§ **GIVEN PROBLEM**
In the entries below, find the lines with the word "this" and copy them.

════

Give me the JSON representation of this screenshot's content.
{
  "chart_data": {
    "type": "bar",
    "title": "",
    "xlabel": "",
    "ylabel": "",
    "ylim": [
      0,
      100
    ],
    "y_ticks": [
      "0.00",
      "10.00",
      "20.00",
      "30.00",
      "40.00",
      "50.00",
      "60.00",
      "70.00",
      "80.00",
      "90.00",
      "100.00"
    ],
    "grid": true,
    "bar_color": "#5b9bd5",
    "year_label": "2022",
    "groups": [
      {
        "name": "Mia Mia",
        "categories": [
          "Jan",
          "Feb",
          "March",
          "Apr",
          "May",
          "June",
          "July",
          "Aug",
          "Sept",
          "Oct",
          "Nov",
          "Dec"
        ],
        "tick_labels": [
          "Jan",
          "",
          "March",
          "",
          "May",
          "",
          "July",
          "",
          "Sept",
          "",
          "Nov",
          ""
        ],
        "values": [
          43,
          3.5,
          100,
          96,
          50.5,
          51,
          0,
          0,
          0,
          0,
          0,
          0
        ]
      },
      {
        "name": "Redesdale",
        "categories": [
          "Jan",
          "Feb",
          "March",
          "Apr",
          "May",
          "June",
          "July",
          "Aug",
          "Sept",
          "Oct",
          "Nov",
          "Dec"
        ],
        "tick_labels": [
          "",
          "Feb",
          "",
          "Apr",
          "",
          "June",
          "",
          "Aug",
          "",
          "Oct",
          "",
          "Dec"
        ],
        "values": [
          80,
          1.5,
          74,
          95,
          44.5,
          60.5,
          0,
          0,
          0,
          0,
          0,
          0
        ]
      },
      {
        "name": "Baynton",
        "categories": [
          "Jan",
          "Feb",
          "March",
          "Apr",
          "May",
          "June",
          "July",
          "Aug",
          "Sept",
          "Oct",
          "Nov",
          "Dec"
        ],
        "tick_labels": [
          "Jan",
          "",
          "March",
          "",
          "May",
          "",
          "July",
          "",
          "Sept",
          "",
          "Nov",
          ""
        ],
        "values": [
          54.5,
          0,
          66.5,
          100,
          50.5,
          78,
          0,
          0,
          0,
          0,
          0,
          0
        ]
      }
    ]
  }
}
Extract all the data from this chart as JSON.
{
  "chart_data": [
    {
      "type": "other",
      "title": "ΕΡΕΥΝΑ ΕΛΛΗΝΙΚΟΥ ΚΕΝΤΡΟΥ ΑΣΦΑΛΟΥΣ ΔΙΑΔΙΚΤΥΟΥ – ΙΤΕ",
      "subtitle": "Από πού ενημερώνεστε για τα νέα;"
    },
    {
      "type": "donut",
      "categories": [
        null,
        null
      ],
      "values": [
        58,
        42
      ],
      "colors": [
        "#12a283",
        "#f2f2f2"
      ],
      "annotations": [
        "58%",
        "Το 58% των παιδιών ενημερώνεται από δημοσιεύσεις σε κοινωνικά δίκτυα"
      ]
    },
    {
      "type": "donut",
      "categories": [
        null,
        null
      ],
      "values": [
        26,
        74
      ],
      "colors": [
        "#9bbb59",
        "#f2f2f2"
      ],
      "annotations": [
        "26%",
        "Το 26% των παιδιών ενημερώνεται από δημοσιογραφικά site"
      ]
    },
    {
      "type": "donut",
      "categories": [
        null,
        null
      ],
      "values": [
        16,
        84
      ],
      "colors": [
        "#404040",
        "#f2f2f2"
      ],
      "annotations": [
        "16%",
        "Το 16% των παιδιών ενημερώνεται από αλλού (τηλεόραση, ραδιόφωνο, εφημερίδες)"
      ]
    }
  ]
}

════

§ **ANSWER IN FULL**
Give me the JSON representation of this screenshot's content.
Extract all the data from this chart as JSON.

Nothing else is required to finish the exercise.